* [YOUR INSTRUCTIONS]:
Output all of the records exactly as written.

[Stored records]
══════
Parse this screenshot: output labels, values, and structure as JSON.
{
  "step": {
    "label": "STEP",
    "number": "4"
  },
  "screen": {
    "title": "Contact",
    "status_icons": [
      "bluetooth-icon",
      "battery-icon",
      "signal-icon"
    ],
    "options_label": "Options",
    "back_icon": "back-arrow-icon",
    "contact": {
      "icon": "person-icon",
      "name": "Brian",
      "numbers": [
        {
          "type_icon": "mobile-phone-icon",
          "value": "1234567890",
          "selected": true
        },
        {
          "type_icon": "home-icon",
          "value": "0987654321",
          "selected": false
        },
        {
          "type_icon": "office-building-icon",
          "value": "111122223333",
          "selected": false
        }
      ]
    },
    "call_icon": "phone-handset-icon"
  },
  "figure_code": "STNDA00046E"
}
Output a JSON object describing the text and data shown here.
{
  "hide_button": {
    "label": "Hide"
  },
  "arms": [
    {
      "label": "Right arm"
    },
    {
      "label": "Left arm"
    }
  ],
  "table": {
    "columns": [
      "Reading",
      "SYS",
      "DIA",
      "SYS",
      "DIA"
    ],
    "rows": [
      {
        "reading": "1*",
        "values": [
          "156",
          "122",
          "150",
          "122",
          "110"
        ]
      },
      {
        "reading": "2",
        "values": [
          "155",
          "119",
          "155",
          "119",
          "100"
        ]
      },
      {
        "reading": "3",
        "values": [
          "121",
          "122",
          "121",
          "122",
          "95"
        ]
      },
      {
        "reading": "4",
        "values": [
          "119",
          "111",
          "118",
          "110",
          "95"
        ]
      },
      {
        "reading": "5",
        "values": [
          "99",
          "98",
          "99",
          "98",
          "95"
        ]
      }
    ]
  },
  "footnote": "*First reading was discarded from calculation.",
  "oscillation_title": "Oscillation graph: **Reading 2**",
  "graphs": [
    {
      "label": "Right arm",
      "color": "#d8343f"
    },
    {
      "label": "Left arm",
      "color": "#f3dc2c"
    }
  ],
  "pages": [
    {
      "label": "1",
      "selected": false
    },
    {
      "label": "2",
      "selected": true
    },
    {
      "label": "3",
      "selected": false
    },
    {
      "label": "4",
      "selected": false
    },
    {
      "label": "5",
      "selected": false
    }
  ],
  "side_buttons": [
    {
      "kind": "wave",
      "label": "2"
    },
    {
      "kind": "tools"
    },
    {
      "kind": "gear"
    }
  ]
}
══════
* [SOLUTION FOR THIS TASK]:
Parse this screenshot: output labels, values, and structure as JSON.
{
  "step": {
    "label": "STEP",
    "number": "4"
  },
  "screen": {
    "title": "Contact",
    "status_icons": [
      "bluetooth-icon",
      "battery-icon",
      "signal-icon"
    ],
    "options_label": "Options",
    "back_icon": "back-arrow-icon",
    "contact": {
      "icon": "person-icon",
      "name": "Brian",
      "numbers": [
        {
          "type_icon": "mobile-phone-icon",
          "value": "1234567890",
          "selected": true
        },
        {
          "type_icon": "home-icon",
          "value": "0987654321",
          "selected": false
        },
        {
          "type_icon": "office-building-icon",
          "value": "111122223333",
          "selected": false
        }
      ]
    },
    "call_icon": "phone-handset-icon"
  },
  "figure_code": "STNDA00046E"
}
Output a JSON object describing the text and data shown here.
{
  "hide_button": {
    "label": "Hide"
  },
  "arms": [
    {
      "label": "Right arm"
    },
    {
      "label": "Left arm"
    }
  ],
  "table": {
    "columns": [
      "Reading",
      "SYS",
      "DIA",
      "SYS",
      "DIA"
    ],
    "rows": [
      {
        "reading": "1*",
        "values": [
          "156",
          "122",
          "150",
          "122",
          "110"
        ]
      },
      {
        "reading": "2",
        "values": [
          "155",
          "119",
          "155",
          "119",
          "100"
        ]
      },
      {
        "reading": "3",
        "values": [
          "121",
          "122",
          "121",
          "122",
          "95"
        ]
      },
      {
        "reading": "4",
        "values": [
          "119",
          "111",
          "118",
          "110",
          "95"
        ]
      },
      {
        "reading": "5",
        "values": [
          "99",
          "98",
          "99",
          "98",
          "95"
        ]
      }
    ]
  },
  "footnote": "*First reading was discarded from calculation.",
  "oscillation_title": "Oscillation graph: **Reading 2**",
  "graphs": [
    {
      "label": "Right arm",
      "color": "#d8343f"
    },
    {
      "label": "Left arm",
      "color": "#f3dc2c"
    }
  ],
  "pages": [
    {
      "label": "1",
      "selected": false
    },
    {
      "label": "2",
      "selected": true
    },
    {
      "label": "3",
      "selected": false
    },
    {
      "label": "4",
      "selected": false
    },
    {
      "label": "5",
      "selected": false
    }
  ],
  "side_buttons": [
    {
      "kind": "wave",
      "label": "2"
    },
    {
      "kind": "tools"
    },
    {
      "kind": "gear"
    }
  ]
}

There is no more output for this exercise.